**Set problem**. Repeat every record below exactly, leaving out the pictures.

**Record list**.
::::::::::

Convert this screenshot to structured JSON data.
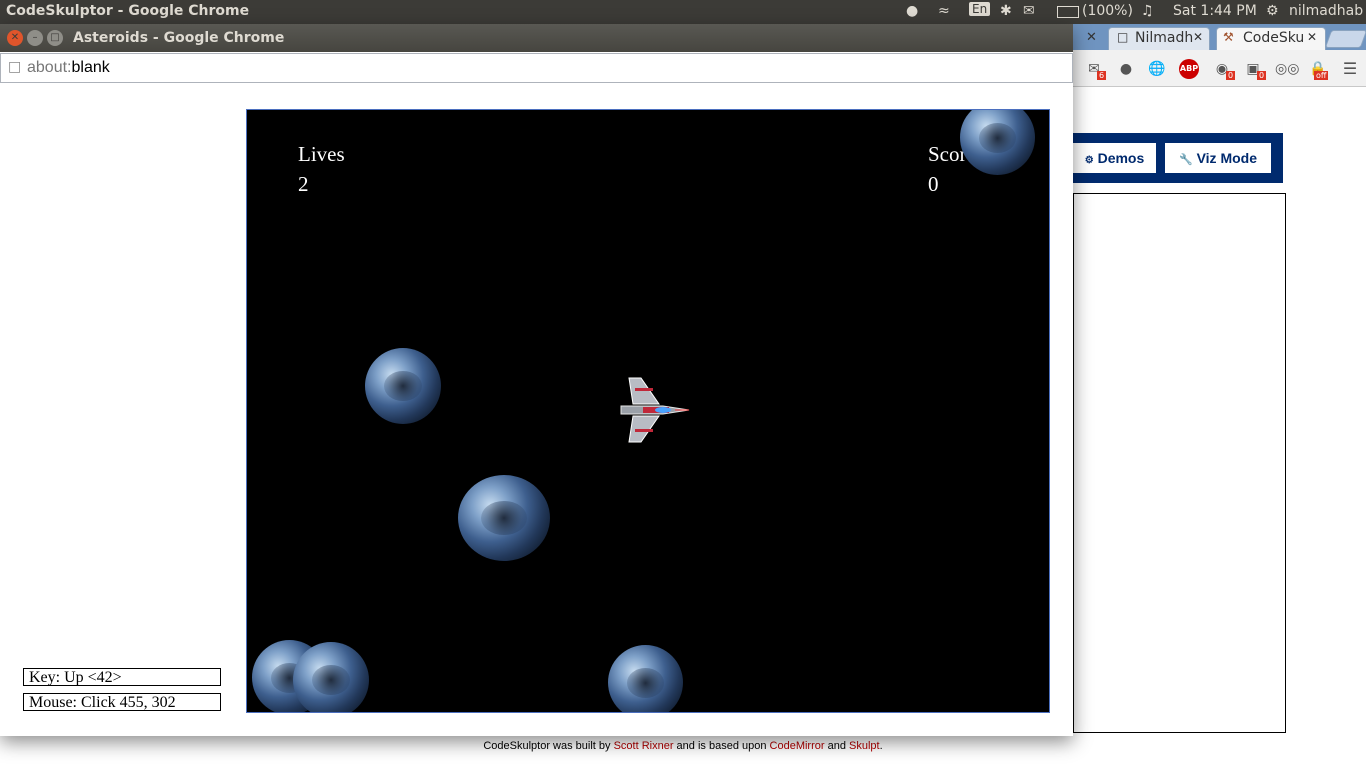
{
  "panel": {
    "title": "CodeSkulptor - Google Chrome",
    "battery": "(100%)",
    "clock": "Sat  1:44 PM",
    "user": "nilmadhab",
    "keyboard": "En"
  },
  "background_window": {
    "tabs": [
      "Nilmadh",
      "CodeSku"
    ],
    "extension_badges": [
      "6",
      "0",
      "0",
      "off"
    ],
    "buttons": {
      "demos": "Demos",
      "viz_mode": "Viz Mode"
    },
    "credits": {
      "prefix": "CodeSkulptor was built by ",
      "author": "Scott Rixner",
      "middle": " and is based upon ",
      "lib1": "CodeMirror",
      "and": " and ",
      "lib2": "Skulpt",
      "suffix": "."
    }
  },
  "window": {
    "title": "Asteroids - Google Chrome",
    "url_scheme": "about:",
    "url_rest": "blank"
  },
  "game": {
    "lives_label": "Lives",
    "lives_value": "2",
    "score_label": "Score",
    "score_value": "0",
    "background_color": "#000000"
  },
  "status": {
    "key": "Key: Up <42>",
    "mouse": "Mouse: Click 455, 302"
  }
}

::::::::::

**Result**.
Convert this screenshot to structured JSON data.
{
  "panel": {
    "title": "CodeSkulptor - Google Chrome",
    "battery": "(100%)",
    "clock": "Sat  1:44 PM",
    "user": "nilmadhab",
    "keyboard": "En"
  },
  "background_window": {
    "tabs": [
      "Nilmadh",
      "CodeSku"
    ],
    "extension_badges": [
      "6",
      "0",
      "0",
      "off"
    ],
    "buttons": {
      "demos": "Demos",
      "viz_mode": "Viz Mode"
    },
    "credits": {
      "prefix": "CodeSkulptor was built by ",
      "author": "Scott Rixner",
      "middle": " and is based upon ",
      "lib1": "CodeMirror",
      "and": " and ",
      "lib2": "Skulpt",
      "suffix": "."
    }
  },
  "window": {
    "title": "Asteroids - Google Chrome",
    "url_scheme": "about:",
    "url_rest": "blank"
  },
  "game": {
    "lives_label": "Lives",
    "lives_value": "2",
    "score_label": "Score",
    "score_value": "0",
    "background_color": "#000000"
  },
  "status": {
    "key": "Key: Up <42>",
    "mouse": "Mouse: Click 455, 302"
  }
}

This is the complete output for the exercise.